## Short task
Leave out the pictures, then reproduce the rest of the material exactly.

Entries taken from a collection:
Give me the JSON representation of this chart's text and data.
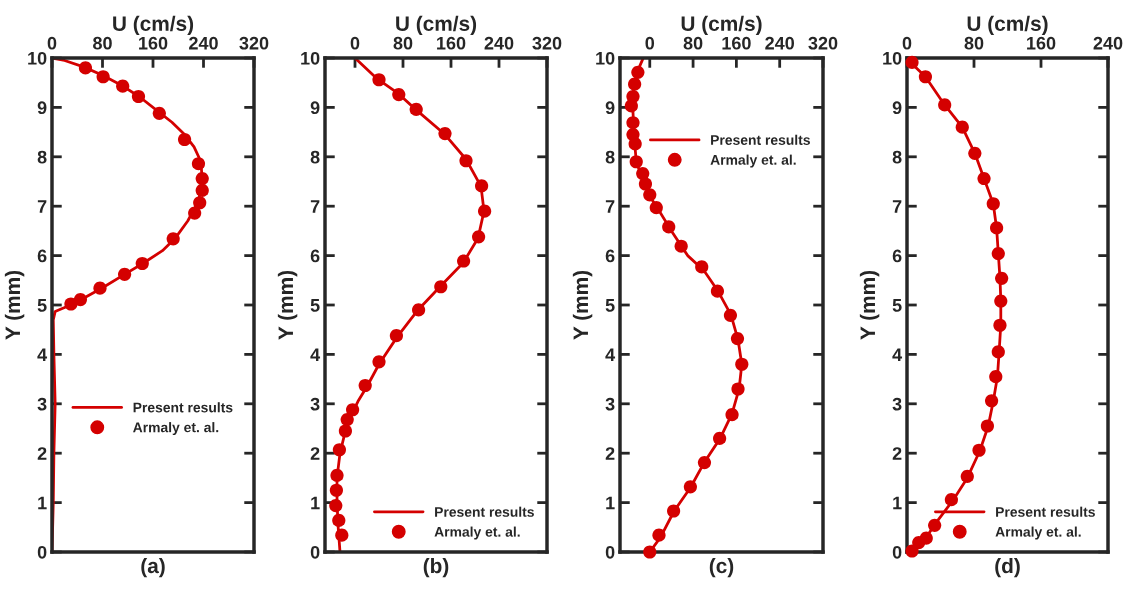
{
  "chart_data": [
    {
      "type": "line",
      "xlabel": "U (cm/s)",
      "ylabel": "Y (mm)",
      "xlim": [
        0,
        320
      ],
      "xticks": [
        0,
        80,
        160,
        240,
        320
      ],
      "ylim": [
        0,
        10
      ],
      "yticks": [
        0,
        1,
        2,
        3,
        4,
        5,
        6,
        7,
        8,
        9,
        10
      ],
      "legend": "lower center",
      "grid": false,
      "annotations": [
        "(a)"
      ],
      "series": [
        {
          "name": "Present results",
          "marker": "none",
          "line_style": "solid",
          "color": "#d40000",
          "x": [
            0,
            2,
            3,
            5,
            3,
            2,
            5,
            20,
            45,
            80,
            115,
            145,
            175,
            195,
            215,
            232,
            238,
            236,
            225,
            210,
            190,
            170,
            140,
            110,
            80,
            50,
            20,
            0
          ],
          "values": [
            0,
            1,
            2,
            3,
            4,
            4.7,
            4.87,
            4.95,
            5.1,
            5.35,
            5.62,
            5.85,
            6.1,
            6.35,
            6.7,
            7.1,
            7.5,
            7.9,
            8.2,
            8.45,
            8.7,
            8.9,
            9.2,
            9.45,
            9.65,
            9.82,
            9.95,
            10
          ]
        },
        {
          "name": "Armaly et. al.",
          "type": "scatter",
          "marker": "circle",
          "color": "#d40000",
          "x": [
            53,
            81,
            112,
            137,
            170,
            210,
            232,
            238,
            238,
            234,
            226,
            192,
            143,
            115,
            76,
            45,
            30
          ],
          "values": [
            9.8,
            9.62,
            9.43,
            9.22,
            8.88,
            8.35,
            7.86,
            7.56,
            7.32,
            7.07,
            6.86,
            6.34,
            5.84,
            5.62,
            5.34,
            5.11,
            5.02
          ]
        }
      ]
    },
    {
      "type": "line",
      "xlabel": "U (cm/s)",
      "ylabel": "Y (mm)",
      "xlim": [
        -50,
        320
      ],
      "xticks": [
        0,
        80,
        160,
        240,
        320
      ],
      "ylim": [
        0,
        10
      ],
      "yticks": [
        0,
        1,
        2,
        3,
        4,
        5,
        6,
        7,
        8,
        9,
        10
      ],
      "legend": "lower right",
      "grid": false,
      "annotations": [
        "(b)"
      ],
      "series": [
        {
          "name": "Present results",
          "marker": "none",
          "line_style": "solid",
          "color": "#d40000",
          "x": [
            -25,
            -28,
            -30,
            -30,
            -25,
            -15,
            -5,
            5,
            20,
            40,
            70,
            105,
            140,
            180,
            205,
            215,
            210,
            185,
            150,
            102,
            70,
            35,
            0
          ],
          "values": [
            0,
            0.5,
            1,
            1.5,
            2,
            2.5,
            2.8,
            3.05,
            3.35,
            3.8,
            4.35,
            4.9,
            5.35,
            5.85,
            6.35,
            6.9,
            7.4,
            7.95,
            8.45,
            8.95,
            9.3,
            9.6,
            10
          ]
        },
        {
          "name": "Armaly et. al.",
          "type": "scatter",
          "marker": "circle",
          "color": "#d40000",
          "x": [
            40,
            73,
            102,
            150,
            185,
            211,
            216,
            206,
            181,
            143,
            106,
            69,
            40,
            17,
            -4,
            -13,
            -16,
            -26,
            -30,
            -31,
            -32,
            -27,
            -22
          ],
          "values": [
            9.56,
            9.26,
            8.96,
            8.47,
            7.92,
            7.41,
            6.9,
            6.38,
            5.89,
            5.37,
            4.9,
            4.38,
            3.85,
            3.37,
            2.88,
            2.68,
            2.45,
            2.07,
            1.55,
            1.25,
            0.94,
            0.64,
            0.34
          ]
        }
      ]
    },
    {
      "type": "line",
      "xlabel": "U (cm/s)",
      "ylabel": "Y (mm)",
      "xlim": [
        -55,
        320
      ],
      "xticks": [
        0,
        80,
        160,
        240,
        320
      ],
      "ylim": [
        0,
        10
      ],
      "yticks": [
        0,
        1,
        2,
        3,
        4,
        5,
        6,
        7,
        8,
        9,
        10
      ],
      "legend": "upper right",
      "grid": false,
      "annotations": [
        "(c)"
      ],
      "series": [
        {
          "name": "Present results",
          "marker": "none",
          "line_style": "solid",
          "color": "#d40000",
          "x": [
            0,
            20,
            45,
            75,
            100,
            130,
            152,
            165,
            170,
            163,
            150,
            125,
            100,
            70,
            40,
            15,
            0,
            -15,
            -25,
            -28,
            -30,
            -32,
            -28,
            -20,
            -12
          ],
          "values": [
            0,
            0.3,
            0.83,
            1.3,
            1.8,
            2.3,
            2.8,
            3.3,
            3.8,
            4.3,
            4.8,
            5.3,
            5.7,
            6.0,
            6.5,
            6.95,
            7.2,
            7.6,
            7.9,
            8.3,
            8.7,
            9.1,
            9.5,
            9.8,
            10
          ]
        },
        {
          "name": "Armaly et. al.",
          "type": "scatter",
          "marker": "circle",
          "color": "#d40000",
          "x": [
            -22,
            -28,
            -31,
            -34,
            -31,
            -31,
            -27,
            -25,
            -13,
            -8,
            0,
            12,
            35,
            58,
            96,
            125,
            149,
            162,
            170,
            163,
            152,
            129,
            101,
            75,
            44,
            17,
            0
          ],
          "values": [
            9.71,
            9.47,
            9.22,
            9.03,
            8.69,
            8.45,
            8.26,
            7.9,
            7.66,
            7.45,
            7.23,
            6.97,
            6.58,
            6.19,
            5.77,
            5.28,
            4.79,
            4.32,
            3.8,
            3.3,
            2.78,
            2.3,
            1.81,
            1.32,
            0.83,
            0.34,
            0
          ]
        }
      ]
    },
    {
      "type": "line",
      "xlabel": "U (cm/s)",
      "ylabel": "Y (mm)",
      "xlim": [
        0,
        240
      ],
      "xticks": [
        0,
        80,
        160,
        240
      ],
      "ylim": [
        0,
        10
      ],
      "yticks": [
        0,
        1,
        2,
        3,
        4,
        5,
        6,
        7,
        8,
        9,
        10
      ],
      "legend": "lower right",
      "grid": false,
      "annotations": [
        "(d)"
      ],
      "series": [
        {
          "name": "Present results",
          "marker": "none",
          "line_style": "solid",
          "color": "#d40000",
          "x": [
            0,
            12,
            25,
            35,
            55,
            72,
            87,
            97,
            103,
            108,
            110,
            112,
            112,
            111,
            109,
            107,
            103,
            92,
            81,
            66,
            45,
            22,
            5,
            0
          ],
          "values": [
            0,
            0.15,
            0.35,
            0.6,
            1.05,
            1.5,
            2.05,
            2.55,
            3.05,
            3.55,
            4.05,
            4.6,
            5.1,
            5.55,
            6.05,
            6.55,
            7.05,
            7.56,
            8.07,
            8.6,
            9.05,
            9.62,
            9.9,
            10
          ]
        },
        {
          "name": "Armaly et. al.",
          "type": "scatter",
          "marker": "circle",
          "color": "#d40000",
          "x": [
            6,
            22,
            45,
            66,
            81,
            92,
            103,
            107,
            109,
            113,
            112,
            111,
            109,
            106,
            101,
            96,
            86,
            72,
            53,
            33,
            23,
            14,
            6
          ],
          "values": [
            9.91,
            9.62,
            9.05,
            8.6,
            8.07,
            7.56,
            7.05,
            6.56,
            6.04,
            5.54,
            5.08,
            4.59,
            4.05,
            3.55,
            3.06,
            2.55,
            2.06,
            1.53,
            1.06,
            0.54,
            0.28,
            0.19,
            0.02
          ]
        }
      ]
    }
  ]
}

## Solution for this problem
Give me the JSON representation of this chart's text and data.
{
  "chart_data": [
    {
      "type": "line",
      "xlabel": "U (cm/s)",
      "ylabel": "Y (mm)",
      "xlim": [
        0,
        320
      ],
      "xticks": [
        0,
        80,
        160,
        240,
        320
      ],
      "ylim": [
        0,
        10
      ],
      "yticks": [
        0,
        1,
        2,
        3,
        4,
        5,
        6,
        7,
        8,
        9,
        10
      ],
      "legend": "lower center",
      "grid": false,
      "annotations": [
        "(a)"
      ],
      "series": [
        {
          "name": "Present results",
          "marker": "none",
          "line_style": "solid",
          "color": "#d40000",
          "x": [
            0,
            2,
            3,
            5,
            3,
            2,
            5,
            20,
            45,
            80,
            115,
            145,
            175,
            195,
            215,
            232,
            238,
            236,
            225,
            210,
            190,
            170,
            140,
            110,
            80,
            50,
            20,
            0
          ],
          "values": [
            0,
            1,
            2,
            3,
            4,
            4.7,
            4.87,
            4.95,
            5.1,
            5.35,
            5.62,
            5.85,
            6.1,
            6.35,
            6.7,
            7.1,
            7.5,
            7.9,
            8.2,
            8.45,
            8.7,
            8.9,
            9.2,
            9.45,
            9.65,
            9.82,
            9.95,
            10
          ]
        },
        {
          "name": "Armaly et. al.",
          "type": "scatter",
          "marker": "circle",
          "color": "#d40000",
          "x": [
            53,
            81,
            112,
            137,
            170,
            210,
            232,
            238,
            238,
            234,
            226,
            192,
            143,
            115,
            76,
            45,
            30
          ],
          "values": [
            9.8,
            9.62,
            9.43,
            9.22,
            8.88,
            8.35,
            7.86,
            7.56,
            7.32,
            7.07,
            6.86,
            6.34,
            5.84,
            5.62,
            5.34,
            5.11,
            5.02
          ]
        }
      ]
    },
    {
      "type": "line",
      "xlabel": "U (cm/s)",
      "ylabel": "Y (mm)",
      "xlim": [
        -50,
        320
      ],
      "xticks": [
        0,
        80,
        160,
        240,
        320
      ],
      "ylim": [
        0,
        10
      ],
      "yticks": [
        0,
        1,
        2,
        3,
        4,
        5,
        6,
        7,
        8,
        9,
        10
      ],
      "legend": "lower right",
      "grid": false,
      "annotations": [
        "(b)"
      ],
      "series": [
        {
          "name": "Present results",
          "marker": "none",
          "line_style": "solid",
          "color": "#d40000",
          "x": [
            -25,
            -28,
            -30,
            -30,
            -25,
            -15,
            -5,
            5,
            20,
            40,
            70,
            105,
            140,
            180,
            205,
            215,
            210,
            185,
            150,
            102,
            70,
            35,
            0
          ],
          "values": [
            0,
            0.5,
            1,
            1.5,
            2,
            2.5,
            2.8,
            3.05,
            3.35,
            3.8,
            4.35,
            4.9,
            5.35,
            5.85,
            6.35,
            6.9,
            7.4,
            7.95,
            8.45,
            8.95,
            9.3,
            9.6,
            10
          ]
        },
        {
          "name": "Armaly et. al.",
          "type": "scatter",
          "marker": "circle",
          "color": "#d40000",
          "x": [
            40,
            73,
            102,
            150,
            185,
            211,
            216,
            206,
            181,
            143,
            106,
            69,
            40,
            17,
            -4,
            -13,
            -16,
            -26,
            -30,
            -31,
            -32,
            -27,
            -22
          ],
          "values": [
            9.56,
            9.26,
            8.96,
            8.47,
            7.92,
            7.41,
            6.9,
            6.38,
            5.89,
            5.37,
            4.9,
            4.38,
            3.85,
            3.37,
            2.88,
            2.68,
            2.45,
            2.07,
            1.55,
            1.25,
            0.94,
            0.64,
            0.34
          ]
        }
      ]
    },
    {
      "type": "line",
      "xlabel": "U (cm/s)",
      "ylabel": "Y (mm)",
      "xlim": [
        -55,
        320
      ],
      "xticks": [
        0,
        80,
        160,
        240,
        320
      ],
      "ylim": [
        0,
        10
      ],
      "yticks": [
        0,
        1,
        2,
        3,
        4,
        5,
        6,
        7,
        8,
        9,
        10
      ],
      "legend": "upper right",
      "grid": false,
      "annotations": [
        "(c)"
      ],
      "series": [
        {
          "name": "Present results",
          "marker": "none",
          "line_style": "solid",
          "color": "#d40000",
          "x": [
            0,
            20,
            45,
            75,
            100,
            130,
            152,
            165,
            170,
            163,
            150,
            125,
            100,
            70,
            40,
            15,
            0,
            -15,
            -25,
            -28,
            -30,
            -32,
            -28,
            -20,
            -12
          ],
          "values": [
            0,
            0.3,
            0.83,
            1.3,
            1.8,
            2.3,
            2.8,
            3.3,
            3.8,
            4.3,
            4.8,
            5.3,
            5.7,
            6.0,
            6.5,
            6.95,
            7.2,
            7.6,
            7.9,
            8.3,
            8.7,
            9.1,
            9.5,
            9.8,
            10
          ]
        },
        {
          "name": "Armaly et. al.",
          "type": "scatter",
          "marker": "circle",
          "color": "#d40000",
          "x": [
            -22,
            -28,
            -31,
            -34,
            -31,
            -31,
            -27,
            -25,
            -13,
            -8,
            0,
            12,
            35,
            58,
            96,
            125,
            149,
            162,
            170,
            163,
            152,
            129,
            101,
            75,
            44,
            17,
            0
          ],
          "values": [
            9.71,
            9.47,
            9.22,
            9.03,
            8.69,
            8.45,
            8.26,
            7.9,
            7.66,
            7.45,
            7.23,
            6.97,
            6.58,
            6.19,
            5.77,
            5.28,
            4.79,
            4.32,
            3.8,
            3.3,
            2.78,
            2.3,
            1.81,
            1.32,
            0.83,
            0.34,
            0
          ]
        }
      ]
    },
    {
      "type": "line",
      "xlabel": "U (cm/s)",
      "ylabel": "Y (mm)",
      "xlim": [
        0,
        240
      ],
      "xticks": [
        0,
        80,
        160,
        240
      ],
      "ylim": [
        0,
        10
      ],
      "yticks": [
        0,
        1,
        2,
        3,
        4,
        5,
        6,
        7,
        8,
        9,
        10
      ],
      "legend": "lower right",
      "grid": false,
      "annotations": [
        "(d)"
      ],
      "series": [
        {
          "name": "Present results",
          "marker": "none",
          "line_style": "solid",
          "color": "#d40000",
          "x": [
            0,
            12,
            25,
            35,
            55,
            72,
            87,
            97,
            103,
            108,
            110,
            112,
            112,
            111,
            109,
            107,
            103,
            92,
            81,
            66,
            45,
            22,
            5,
            0
          ],
          "values": [
            0,
            0.15,
            0.35,
            0.6,
            1.05,
            1.5,
            2.05,
            2.55,
            3.05,
            3.55,
            4.05,
            4.6,
            5.1,
            5.55,
            6.05,
            6.55,
            7.05,
            7.56,
            8.07,
            8.6,
            9.05,
            9.62,
            9.9,
            10
          ]
        },
        {
          "name": "Armaly et. al.",
          "type": "scatter",
          "marker": "circle",
          "color": "#d40000",
          "x": [
            6,
            22,
            45,
            66,
            81,
            92,
            103,
            107,
            109,
            113,
            112,
            111,
            109,
            106,
            101,
            96,
            86,
            72,
            53,
            33,
            23,
            14,
            6
          ],
          "values": [
            9.91,
            9.62,
            9.05,
            8.6,
            8.07,
            7.56,
            7.05,
            6.56,
            6.04,
            5.54,
            5.08,
            4.59,
            4.05,
            3.55,
            3.06,
            2.55,
            2.06,
            1.53,
            1.06,
            0.54,
            0.28,
            0.19,
            0.02
          ]
        }
      ]
    }
  ]
}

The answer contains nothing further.